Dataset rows
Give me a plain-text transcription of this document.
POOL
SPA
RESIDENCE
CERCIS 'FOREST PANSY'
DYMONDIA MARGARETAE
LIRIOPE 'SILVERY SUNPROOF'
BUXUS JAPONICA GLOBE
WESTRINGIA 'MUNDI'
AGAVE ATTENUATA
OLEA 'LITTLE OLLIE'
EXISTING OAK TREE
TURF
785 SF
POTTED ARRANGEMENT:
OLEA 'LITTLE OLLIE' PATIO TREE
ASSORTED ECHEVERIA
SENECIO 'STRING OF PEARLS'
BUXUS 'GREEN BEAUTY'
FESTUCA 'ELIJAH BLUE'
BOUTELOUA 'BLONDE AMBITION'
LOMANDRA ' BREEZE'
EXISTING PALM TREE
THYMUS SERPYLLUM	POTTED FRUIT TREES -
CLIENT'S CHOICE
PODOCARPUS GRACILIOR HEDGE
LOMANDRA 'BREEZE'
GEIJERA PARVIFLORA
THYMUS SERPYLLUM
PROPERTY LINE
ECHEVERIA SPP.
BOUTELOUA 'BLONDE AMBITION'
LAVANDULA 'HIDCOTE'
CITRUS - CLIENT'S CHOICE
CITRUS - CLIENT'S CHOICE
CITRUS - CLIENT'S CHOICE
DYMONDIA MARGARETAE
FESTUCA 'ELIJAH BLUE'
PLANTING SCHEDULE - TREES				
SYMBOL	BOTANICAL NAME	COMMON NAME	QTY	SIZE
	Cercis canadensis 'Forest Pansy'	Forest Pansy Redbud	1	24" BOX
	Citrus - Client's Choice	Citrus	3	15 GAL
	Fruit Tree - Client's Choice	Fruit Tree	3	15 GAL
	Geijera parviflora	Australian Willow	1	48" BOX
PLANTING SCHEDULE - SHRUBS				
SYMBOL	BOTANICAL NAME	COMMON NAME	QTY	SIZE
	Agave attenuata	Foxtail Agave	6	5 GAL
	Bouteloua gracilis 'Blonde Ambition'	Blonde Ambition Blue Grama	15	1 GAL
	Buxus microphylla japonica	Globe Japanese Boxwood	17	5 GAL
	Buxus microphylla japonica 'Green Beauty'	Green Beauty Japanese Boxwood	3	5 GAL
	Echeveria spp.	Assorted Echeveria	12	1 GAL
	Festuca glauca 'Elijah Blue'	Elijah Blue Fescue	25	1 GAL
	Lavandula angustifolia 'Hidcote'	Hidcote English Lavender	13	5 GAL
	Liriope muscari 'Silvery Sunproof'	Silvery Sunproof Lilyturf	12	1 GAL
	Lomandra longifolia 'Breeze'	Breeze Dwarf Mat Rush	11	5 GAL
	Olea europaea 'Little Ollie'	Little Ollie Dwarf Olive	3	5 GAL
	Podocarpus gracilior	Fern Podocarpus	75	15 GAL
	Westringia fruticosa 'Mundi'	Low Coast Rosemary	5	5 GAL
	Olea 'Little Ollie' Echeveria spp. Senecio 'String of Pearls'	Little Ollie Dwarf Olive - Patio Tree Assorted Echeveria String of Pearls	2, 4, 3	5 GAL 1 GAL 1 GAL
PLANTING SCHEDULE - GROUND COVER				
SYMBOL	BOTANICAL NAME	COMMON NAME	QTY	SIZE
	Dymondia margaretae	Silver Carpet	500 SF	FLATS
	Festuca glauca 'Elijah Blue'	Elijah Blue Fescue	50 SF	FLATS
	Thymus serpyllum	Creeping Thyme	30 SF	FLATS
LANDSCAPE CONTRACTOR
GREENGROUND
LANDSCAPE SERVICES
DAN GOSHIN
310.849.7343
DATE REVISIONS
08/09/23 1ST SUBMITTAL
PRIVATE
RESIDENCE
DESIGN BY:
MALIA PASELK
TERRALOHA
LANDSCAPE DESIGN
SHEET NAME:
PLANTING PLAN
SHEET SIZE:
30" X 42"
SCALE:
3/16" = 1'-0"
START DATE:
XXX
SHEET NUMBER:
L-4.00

**Task**. Copy every line of the records word for word.

**Written answer**.
Give me a plain-text transcription of this document.
POOL
SPA
RESIDENCE
CERCIS 'FOREST PANSY'
DYMONDIA MARGARETAE
LIRIOPE 'SILVERY SUNPROOF'
BUXUS JAPONICA GLOBE
WESTRINGIA 'MUNDI'
AGAVE ATTENUATA
OLEA 'LITTLE OLLIE'
EXISTING OAK TREE
TURF
785 SF
POTTED ARRANGEMENT:
OLEA 'LITTLE OLLIE' PATIO TREE
ASSORTED ECHEVERIA
SENECIO 'STRING OF PEARLS'
BUXUS 'GREEN BEAUTY'
FESTUCA 'ELIJAH BLUE'
BOUTELOUA 'BLONDE AMBITION'
LOMANDRA ' BREEZE'
EXISTING PALM TREE
THYMUS SERPYLLUM	POTTED FRUIT TREES -
CLIENT'S CHOICE
PODOCARPUS GRACILIOR HEDGE
LOMANDRA 'BREEZE'
GEIJERA PARVIFLORA
THYMUS SERPYLLUM
PROPERTY LINE
ECHEVERIA SPP.
BOUTELOUA 'BLONDE AMBITION'
LAVANDULA 'HIDCOTE'
CITRUS - CLIENT'S CHOICE
CITRUS - CLIENT'S CHOICE
CITRUS - CLIENT'S CHOICE
DYMONDIA MARGARETAE
FESTUCA 'ELIJAH BLUE'
PLANTING SCHEDULE - TREES				
SYMBOL	BOTANICAL NAME	COMMON NAME	QTY	SIZE
	Cercis canadensis 'Forest Pansy'	Forest Pansy Redbud	1	24" BOX
	Citrus - Client's Choice	Citrus	3	15 GAL
	Fruit Tree - Client's Choice	Fruit Tree	3	15 GAL
	Geijera parviflora	Australian Willow	1	48" BOX
PLANTING SCHEDULE - SHRUBS				
SYMBOL	BOTANICAL NAME	COMMON NAME	QTY	SIZE
	Agave attenuata	Foxtail Agave	6	5 GAL
	Bouteloua gracilis 'Blonde Ambition'	Blonde Ambition Blue Grama	15	1 GAL
	Buxus microphylla japonica	Globe Japanese Boxwood	17	5 GAL
	Buxus microphylla japonica 'Green Beauty'	Green Beauty Japanese Boxwood	3	5 GAL
	Echeveria spp.	Assorted Echeveria	12	1 GAL
	Festuca glauca 'Elijah Blue'	Elijah Blue Fescue	25	1 GAL
	Lavandula angustifolia 'Hidcote'	Hidcote English Lavender	13	5 GAL
	Liriope muscari 'Silvery Sunproof'	Silvery Sunproof Lilyturf	12	1 GAL
	Lomandra longifolia 'Breeze'	Breeze Dwarf Mat Rush	11	5 GAL
	Olea europaea 'Little Ollie'	Little Ollie Dwarf Olive	3	5 GAL
	Podocarpus gracilior	Fern Podocarpus	75	15 GAL
	Westringia fruticosa 'Mundi'	Low Coast Rosemary	5	5 GAL
	Olea 'Little Ollie' Echeveria spp. Senecio 'String of Pearls'	Little Ollie Dwarf Olive - Patio Tree Assorted Echeveria String of Pearls	2, 4, 3	5 GAL 1 GAL 1 GAL
PLANTING SCHEDULE - GROUND COVER				
SYMBOL	BOTANICAL NAME	COMMON NAME	QTY	SIZE
	Dymondia margaretae	Silver Carpet	500 SF	FLATS
	Festuca glauca 'Elijah Blue'	Elijah Blue Fescue	50 SF	FLATS
	Thymus serpyllum	Creeping Thyme	30 SF	FLATS
LANDSCAPE CONTRACTOR
GREENGROUND
LANDSCAPE SERVICES
DAN GOSHIN
310.849.7343
DATE REVISIONS
08/09/23 1ST SUBMITTAL
PRIVATE
RESIDENCE
DESIGN BY:
MALIA PASELK
TERRALOHA
LANDSCAPE DESIGN
SHEET NAME:
PLANTING PLAN
SHEET SIZE:
30" X 42"
SCALE:
3/16" = 1'-0"
START DATE:
XXX
SHEET NUMBER:
L-4.00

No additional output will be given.